◆ YOUR TASK
All lines containing the string "those" must be copied from the entries.

[Items from a document page collection]

=== Section Start ===

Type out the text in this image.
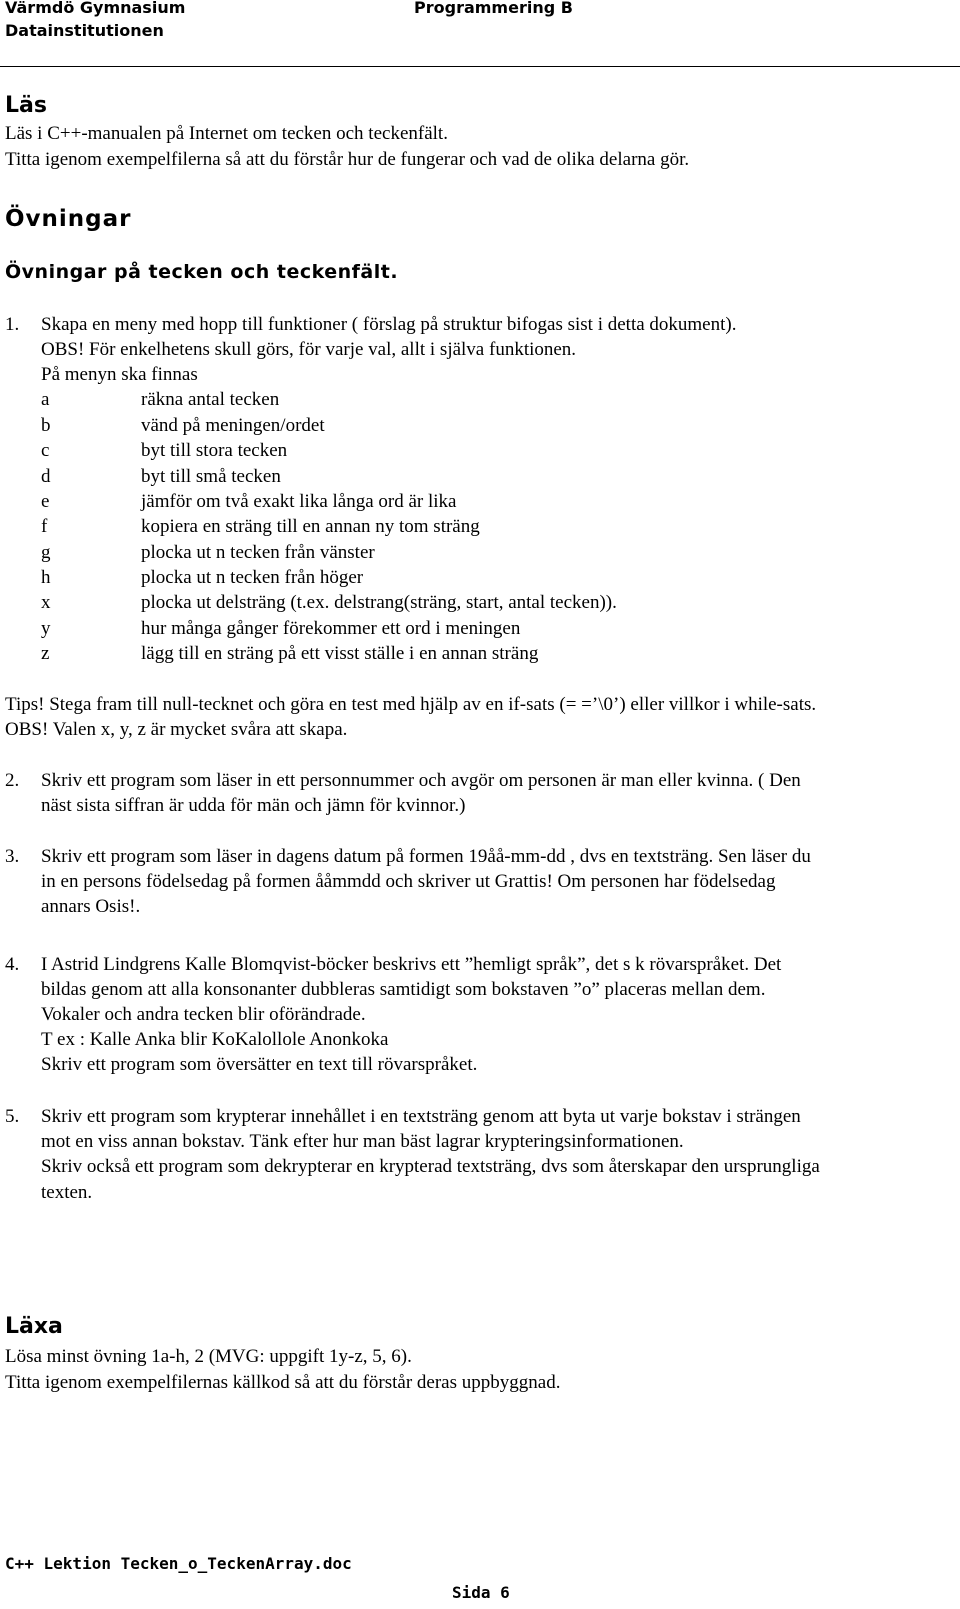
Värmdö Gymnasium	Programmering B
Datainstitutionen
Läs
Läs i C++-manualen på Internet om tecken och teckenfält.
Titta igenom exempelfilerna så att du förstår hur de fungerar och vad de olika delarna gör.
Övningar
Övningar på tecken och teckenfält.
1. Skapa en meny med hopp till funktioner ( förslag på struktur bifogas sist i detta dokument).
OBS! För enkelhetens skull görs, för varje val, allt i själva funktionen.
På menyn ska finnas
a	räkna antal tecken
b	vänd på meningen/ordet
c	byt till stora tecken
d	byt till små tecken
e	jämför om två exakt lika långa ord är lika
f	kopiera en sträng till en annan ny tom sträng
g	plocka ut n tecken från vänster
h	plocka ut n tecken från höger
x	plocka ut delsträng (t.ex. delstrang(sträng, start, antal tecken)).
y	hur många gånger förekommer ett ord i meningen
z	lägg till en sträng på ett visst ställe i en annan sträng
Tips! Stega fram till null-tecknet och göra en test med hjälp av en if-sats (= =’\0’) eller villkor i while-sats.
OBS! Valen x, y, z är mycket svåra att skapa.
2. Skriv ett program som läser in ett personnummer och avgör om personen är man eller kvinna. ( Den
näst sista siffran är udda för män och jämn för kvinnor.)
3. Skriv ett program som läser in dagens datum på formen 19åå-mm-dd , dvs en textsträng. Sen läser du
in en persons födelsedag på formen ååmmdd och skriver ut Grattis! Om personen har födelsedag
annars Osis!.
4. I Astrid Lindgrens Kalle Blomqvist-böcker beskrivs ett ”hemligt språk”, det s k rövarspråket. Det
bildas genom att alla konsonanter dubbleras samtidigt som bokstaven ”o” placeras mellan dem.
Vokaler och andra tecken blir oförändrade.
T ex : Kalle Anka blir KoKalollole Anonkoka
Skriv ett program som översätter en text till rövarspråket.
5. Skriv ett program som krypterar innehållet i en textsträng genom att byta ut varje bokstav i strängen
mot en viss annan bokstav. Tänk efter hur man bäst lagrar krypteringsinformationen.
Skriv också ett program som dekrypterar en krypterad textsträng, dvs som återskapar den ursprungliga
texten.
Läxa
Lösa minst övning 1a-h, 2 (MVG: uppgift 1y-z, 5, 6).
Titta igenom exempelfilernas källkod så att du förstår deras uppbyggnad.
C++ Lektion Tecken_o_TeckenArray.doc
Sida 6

=== Section End ===
=== Section Start ===

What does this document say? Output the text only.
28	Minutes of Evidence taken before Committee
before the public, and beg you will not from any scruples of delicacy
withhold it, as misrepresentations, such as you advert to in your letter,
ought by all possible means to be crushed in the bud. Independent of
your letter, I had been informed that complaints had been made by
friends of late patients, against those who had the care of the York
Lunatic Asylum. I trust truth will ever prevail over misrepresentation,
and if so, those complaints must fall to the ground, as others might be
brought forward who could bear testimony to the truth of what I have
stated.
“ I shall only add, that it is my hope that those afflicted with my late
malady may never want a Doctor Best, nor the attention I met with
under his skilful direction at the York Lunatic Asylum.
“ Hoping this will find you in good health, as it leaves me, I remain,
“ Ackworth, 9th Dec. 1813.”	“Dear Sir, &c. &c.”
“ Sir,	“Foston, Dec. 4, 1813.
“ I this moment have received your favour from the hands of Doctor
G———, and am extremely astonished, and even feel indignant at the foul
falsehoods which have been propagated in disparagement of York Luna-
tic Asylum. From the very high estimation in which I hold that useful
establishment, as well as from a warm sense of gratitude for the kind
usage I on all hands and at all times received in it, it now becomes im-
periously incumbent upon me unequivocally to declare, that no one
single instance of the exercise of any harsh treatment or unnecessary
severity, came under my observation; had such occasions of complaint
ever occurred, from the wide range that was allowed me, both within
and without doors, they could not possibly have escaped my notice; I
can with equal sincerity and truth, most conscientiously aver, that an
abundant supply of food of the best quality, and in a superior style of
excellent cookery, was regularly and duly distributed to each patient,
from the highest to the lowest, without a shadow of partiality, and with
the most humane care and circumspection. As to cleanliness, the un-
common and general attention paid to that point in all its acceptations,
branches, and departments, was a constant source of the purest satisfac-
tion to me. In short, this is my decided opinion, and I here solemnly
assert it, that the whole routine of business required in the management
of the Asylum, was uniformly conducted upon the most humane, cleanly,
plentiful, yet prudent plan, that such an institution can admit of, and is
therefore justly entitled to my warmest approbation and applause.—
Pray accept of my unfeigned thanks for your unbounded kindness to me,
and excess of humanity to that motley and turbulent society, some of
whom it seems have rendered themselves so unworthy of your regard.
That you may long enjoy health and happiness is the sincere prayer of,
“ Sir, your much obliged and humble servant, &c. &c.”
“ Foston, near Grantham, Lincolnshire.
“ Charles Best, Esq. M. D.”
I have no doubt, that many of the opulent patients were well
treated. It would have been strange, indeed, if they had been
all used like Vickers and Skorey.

=== Section End ===

◆ RESULT OF THIS TASK
friends of late patients, against those who had the care of the York
and if so, those complaints must fall to the ground, as others might be
“ I shall only add, that it is my hope that those afflicted with my late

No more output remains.